Exercise details:
Take the entries below and reproduce them word for word.

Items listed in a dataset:
════

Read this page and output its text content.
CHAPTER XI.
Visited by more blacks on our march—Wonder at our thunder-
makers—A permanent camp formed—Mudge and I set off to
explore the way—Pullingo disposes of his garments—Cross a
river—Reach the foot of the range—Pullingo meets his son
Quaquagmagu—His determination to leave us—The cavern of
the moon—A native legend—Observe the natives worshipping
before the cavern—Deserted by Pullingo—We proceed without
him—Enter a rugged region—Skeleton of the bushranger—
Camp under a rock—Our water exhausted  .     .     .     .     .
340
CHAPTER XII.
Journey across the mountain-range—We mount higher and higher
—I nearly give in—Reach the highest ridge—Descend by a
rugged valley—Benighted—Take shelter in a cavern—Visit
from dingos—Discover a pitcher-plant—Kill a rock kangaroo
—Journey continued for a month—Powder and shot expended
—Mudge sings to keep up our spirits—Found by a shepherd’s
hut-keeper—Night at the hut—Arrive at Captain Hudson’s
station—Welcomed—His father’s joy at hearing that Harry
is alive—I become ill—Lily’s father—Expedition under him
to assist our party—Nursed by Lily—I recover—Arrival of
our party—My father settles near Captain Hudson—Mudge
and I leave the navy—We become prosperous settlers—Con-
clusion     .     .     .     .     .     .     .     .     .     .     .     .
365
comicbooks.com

════

Expected answer:
Read this page and output its text content.
CHAPTER XI.
Visited by more blacks on our march—Wonder at our thunder-
makers—A permanent camp formed—Mudge and I set off to
explore the way—Pullingo disposes of his garments—Cross a
river—Reach the foot of the range—Pullingo meets his son
Quaquagmagu—His determination to leave us—The cavern of
the moon—A native legend—Observe the natives worshipping
before the cavern—Deserted by Pullingo—We proceed without
him—Enter a rugged region—Skeleton of the bushranger—
Camp under a rock—Our water exhausted  .     .     .     .     .
340
CHAPTER XII.
Journey across the mountain-range—We mount higher and higher
—I nearly give in—Reach the highest ridge—Descend by a
rugged valley—Benighted—Take shelter in a cavern—Visit
from dingos—Discover a pitcher-plant—Kill a rock kangaroo
—Journey continued for a month—Powder and shot expended
—Mudge sings to keep up our spirits—Found by a shepherd’s
hut-keeper—Night at the hut—Arrive at Captain Hudson’s
station—Welcomed—His father’s joy at hearing that Harry
is alive—I become ill—Lily’s father—Expedition under him
to assist our party—Nursed by Lily—I recover—Arrival of
our party—My father settles near Captain Hudson—Mudge
and I leave the navy—We become prosperous settlers—Con-
clusion     .     .     .     .     .     .     .     .     .     .     .     .
365
comicbooks.com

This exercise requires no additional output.